--- Start of DATA ROWS ---

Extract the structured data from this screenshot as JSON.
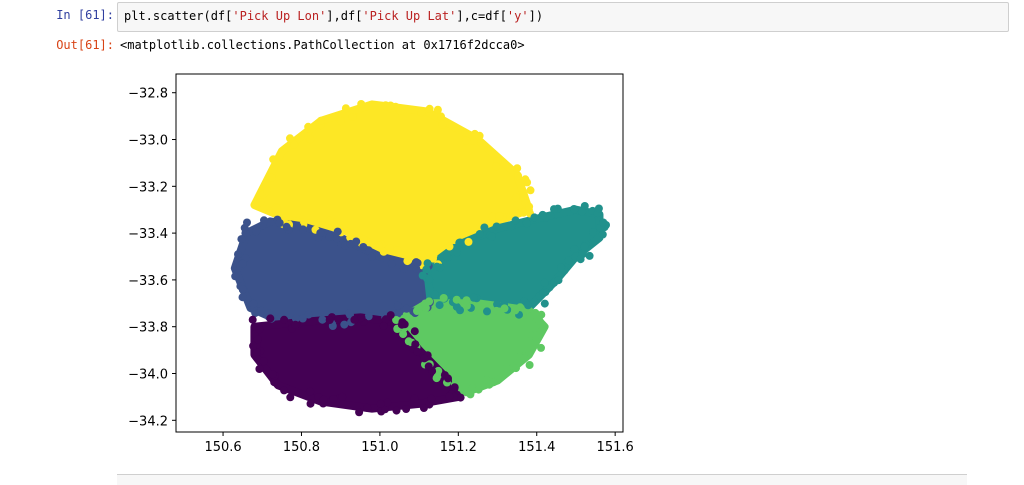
{
  "cell": {
    "in_prompt": "In [61]:",
    "out_prompt": "Out[61]:",
    "code_parts": [
      {
        "t": "plt.scatter(df[",
        "c": "plain"
      },
      {
        "t": "'Pick Up Lon'",
        "c": "str"
      },
      {
        "t": "],df[",
        "c": "plain"
      },
      {
        "t": "'Pick Up Lat'",
        "c": "str"
      },
      {
        "t": "],c=df[",
        "c": "plain"
      },
      {
        "t": "'y'",
        "c": "str"
      },
      {
        "t": "])",
        "c": "plain"
      }
    ],
    "output_text": "<matplotlib.collections.PathCollection at 0x1716f2dcca0>"
  },
  "chart_data": {
    "type": "scatter",
    "title": "",
    "xlabel": "",
    "ylabel": "",
    "xlim": [
      150.48,
      151.62
    ],
    "ylim": [
      -34.25,
      -32.72
    ],
    "xticks": [
      150.6,
      150.8,
      151.0,
      151.2,
      151.4,
      151.6
    ],
    "xtick_labels": [
      "150.6",
      "150.8",
      "151.0",
      "151.2",
      "151.4",
      "151.6"
    ],
    "yticks": [
      -32.8,
      -33.0,
      -33.2,
      -33.4,
      -33.6,
      -33.8,
      -34.0,
      -34.2
    ],
    "ytick_labels": [
      "−32.8",
      "−33.0",
      "−33.2",
      "−33.4",
      "−33.6",
      "−33.8",
      "−34.0",
      "−34.2"
    ],
    "grid": false,
    "clusters": [
      {
        "color": "#fde725",
        "region": [
          [
            150.68,
            -33.28
          ],
          [
            150.75,
            -33.05
          ],
          [
            150.85,
            -32.92
          ],
          [
            150.98,
            -32.85
          ],
          [
            151.12,
            -32.88
          ],
          [
            151.25,
            -33.0
          ],
          [
            151.35,
            -33.15
          ],
          [
            151.38,
            -33.3
          ],
          [
            151.25,
            -33.38
          ],
          [
            151.12,
            -33.52
          ],
          [
            151.02,
            -33.48
          ],
          [
            150.9,
            -33.38
          ],
          [
            150.78,
            -33.35
          ]
        ]
      },
      {
        "color": "#3b528b",
        "region": [
          [
            150.66,
            -33.4
          ],
          [
            150.72,
            -33.35
          ],
          [
            150.8,
            -33.37
          ],
          [
            150.9,
            -33.42
          ],
          [
            151.0,
            -33.5
          ],
          [
            151.12,
            -33.55
          ],
          [
            151.12,
            -33.72
          ],
          [
            151.02,
            -33.75
          ],
          [
            150.9,
            -33.77
          ],
          [
            150.75,
            -33.78
          ],
          [
            150.67,
            -33.72
          ],
          [
            150.63,
            -33.55
          ]
        ]
      },
      {
        "color": "#21918c",
        "region": [
          [
            151.12,
            -33.55
          ],
          [
            151.2,
            -33.45
          ],
          [
            151.3,
            -33.38
          ],
          [
            151.42,
            -33.33
          ],
          [
            151.5,
            -33.3
          ],
          [
            151.56,
            -33.32
          ],
          [
            151.56,
            -33.42
          ],
          [
            151.5,
            -33.5
          ],
          [
            151.45,
            -33.6
          ],
          [
            151.38,
            -33.72
          ],
          [
            151.3,
            -33.72
          ],
          [
            151.2,
            -33.7
          ],
          [
            151.13,
            -33.7
          ]
        ]
      },
      {
        "color": "#5ec962",
        "region": [
          [
            151.04,
            -33.78
          ],
          [
            151.12,
            -33.7
          ],
          [
            151.25,
            -33.7
          ],
          [
            151.38,
            -33.73
          ],
          [
            151.42,
            -33.8
          ],
          [
            151.38,
            -33.92
          ],
          [
            151.3,
            -34.03
          ],
          [
            151.22,
            -34.08
          ],
          [
            151.16,
            -34.02
          ],
          [
            151.08,
            -33.9
          ]
        ]
      },
      {
        "color": "#440154",
        "region": [
          [
            150.68,
            -33.8
          ],
          [
            150.8,
            -33.78
          ],
          [
            150.95,
            -33.76
          ],
          [
            151.04,
            -33.78
          ],
          [
            151.1,
            -33.9
          ],
          [
            151.17,
            -34.02
          ],
          [
            151.2,
            -34.1
          ],
          [
            151.1,
            -34.13
          ],
          [
            150.98,
            -34.15
          ],
          [
            150.85,
            -34.12
          ],
          [
            150.74,
            -34.05
          ],
          [
            150.68,
            -33.92
          ]
        ]
      }
    ]
  }
}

--- End of DATA ROWS ---

** WORK TO DO **
Repeat each entry exactly as it appears; skip any picture.

** EXERCISE RESULT **
Extract the structured data from this screenshot as JSON.
{
  "cell": {
    "in_prompt": "In [61]:",
    "out_prompt": "Out[61]:",
    "code_parts": [
      {
        "t": "plt.scatter(df[",
        "c": "plain"
      },
      {
        "t": "'Pick Up Lon'",
        "c": "str"
      },
      {
        "t": "],df[",
        "c": "plain"
      },
      {
        "t": "'Pick Up Lat'",
        "c": "str"
      },
      {
        "t": "],c=df[",
        "c": "plain"
      },
      {
        "t": "'y'",
        "c": "str"
      },
      {
        "t": "])",
        "c": "plain"
      }
    ],
    "output_text": "<matplotlib.collections.PathCollection at 0x1716f2dcca0>"
  },
  "chart_data": {
    "type": "scatter",
    "title": "",
    "xlabel": "",
    "ylabel": "",
    "xlim": [
      150.48,
      151.62
    ],
    "ylim": [
      -34.25,
      -32.72
    ],
    "xticks": [
      150.6,
      150.8,
      151.0,
      151.2,
      151.4,
      151.6
    ],
    "xtick_labels": [
      "150.6",
      "150.8",
      "151.0",
      "151.2",
      "151.4",
      "151.6"
    ],
    "yticks": [
      -32.8,
      -33.0,
      -33.2,
      -33.4,
      -33.6,
      -33.8,
      -34.0,
      -34.2
    ],
    "ytick_labels": [
      "−32.8",
      "−33.0",
      "−33.2",
      "−33.4",
      "−33.6",
      "−33.8",
      "−34.0",
      "−34.2"
    ],
    "grid": false,
    "clusters": [
      {
        "color": "#fde725",
        "region": [
          [
            150.68,
            -33.28
          ],
          [
            150.75,
            -33.05
          ],
          [
            150.85,
            -32.92
          ],
          [
            150.98,
            -32.85
          ],
          [
            151.12,
            -32.88
          ],
          [
            151.25,
            -33.0
          ],
          [
            151.35,
            -33.15
          ],
          [
            151.38,
            -33.3
          ],
          [
            151.25,
            -33.38
          ],
          [
            151.12,
            -33.52
          ],
          [
            151.02,
            -33.48
          ],
          [
            150.9,
            -33.38
          ],
          [
            150.78,
            -33.35
          ]
        ]
      },
      {
        "color": "#3b528b",
        "region": [
          [
            150.66,
            -33.4
          ],
          [
            150.72,
            -33.35
          ],
          [
            150.8,
            -33.37
          ],
          [
            150.9,
            -33.42
          ],
          [
            151.0,
            -33.5
          ],
          [
            151.12,
            -33.55
          ],
          [
            151.12,
            -33.72
          ],
          [
            151.02,
            -33.75
          ],
          [
            150.9,
            -33.77
          ],
          [
            150.75,
            -33.78
          ],
          [
            150.67,
            -33.72
          ],
          [
            150.63,
            -33.55
          ]
        ]
      },
      {
        "color": "#21918c",
        "region": [
          [
            151.12,
            -33.55
          ],
          [
            151.2,
            -33.45
          ],
          [
            151.3,
            -33.38
          ],
          [
            151.42,
            -33.33
          ],
          [
            151.5,
            -33.3
          ],
          [
            151.56,
            -33.32
          ],
          [
            151.56,
            -33.42
          ],
          [
            151.5,
            -33.5
          ],
          [
            151.45,
            -33.6
          ],
          [
            151.38,
            -33.72
          ],
          [
            151.3,
            -33.72
          ],
          [
            151.2,
            -33.7
          ],
          [
            151.13,
            -33.7
          ]
        ]
      },
      {
        "color": "#5ec962",
        "region": [
          [
            151.04,
            -33.78
          ],
          [
            151.12,
            -33.7
          ],
          [
            151.25,
            -33.7
          ],
          [
            151.38,
            -33.73
          ],
          [
            151.42,
            -33.8
          ],
          [
            151.38,
            -33.92
          ],
          [
            151.3,
            -34.03
          ],
          [
            151.22,
            -34.08
          ],
          [
            151.16,
            -34.02
          ],
          [
            151.08,
            -33.9
          ]
        ]
      },
      {
        "color": "#440154",
        "region": [
          [
            150.68,
            -33.8
          ],
          [
            150.8,
            -33.78
          ],
          [
            150.95,
            -33.76
          ],
          [
            151.04,
            -33.78
          ],
          [
            151.1,
            -33.9
          ],
          [
            151.17,
            -34.02
          ],
          [
            151.2,
            -34.1
          ],
          [
            151.1,
            -34.13
          ],
          [
            150.98,
            -34.15
          ],
          [
            150.85,
            -34.12
          ],
          [
            150.74,
            -34.05
          ],
          [
            150.68,
            -33.92
          ]
        ]
      }
    ]
  }
}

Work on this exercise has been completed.